> [To be done]: Every line below that holds the string "anvendelse" should be copied out.

> [Working data]:
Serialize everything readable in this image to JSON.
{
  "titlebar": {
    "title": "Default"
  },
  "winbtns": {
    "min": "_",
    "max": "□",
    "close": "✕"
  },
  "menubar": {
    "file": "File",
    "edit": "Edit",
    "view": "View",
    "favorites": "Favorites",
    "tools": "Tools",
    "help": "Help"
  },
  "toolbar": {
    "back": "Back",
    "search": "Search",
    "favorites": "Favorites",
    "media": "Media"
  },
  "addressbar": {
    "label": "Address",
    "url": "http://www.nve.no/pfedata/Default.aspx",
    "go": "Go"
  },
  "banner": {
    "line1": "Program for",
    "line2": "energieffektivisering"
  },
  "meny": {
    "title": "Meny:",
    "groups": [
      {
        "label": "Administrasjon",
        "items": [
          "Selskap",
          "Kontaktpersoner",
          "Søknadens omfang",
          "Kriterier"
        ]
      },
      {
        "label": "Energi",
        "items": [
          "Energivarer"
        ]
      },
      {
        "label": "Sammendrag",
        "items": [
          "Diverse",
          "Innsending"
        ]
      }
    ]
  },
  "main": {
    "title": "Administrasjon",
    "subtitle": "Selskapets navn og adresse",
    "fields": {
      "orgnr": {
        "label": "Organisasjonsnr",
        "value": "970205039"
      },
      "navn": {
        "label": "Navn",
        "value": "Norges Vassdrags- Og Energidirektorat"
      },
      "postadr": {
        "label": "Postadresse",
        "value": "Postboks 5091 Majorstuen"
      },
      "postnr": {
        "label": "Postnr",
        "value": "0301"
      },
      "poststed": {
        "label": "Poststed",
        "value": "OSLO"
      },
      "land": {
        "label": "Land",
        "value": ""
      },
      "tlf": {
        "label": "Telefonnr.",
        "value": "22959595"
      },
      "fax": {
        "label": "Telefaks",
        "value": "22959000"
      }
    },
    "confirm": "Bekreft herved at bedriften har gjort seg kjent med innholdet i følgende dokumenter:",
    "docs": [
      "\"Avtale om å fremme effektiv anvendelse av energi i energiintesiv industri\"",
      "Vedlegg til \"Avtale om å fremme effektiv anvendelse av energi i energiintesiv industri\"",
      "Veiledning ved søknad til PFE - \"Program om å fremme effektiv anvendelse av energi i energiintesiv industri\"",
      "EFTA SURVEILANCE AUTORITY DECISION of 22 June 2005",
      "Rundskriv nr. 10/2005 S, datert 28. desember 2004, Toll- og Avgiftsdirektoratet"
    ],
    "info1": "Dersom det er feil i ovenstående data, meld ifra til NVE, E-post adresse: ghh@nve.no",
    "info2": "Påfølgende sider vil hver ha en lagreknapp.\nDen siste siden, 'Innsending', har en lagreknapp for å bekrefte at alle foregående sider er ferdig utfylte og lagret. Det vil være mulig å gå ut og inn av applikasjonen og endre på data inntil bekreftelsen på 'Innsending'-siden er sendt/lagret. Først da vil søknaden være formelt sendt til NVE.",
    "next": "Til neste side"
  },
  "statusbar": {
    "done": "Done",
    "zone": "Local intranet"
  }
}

> [Response to this task]:
      "\"Avtale om å fremme effektiv anvendelse av energi i energiintesiv industri\"",
      "Vedlegg til \"Avtale om å fremme effektiv anvendelse av energi i energiintesiv industri\"",
      "Veiledning ved søknad til PFE - \"Program om å fremme effektiv anvendelse av energi i energiintesiv industri\"",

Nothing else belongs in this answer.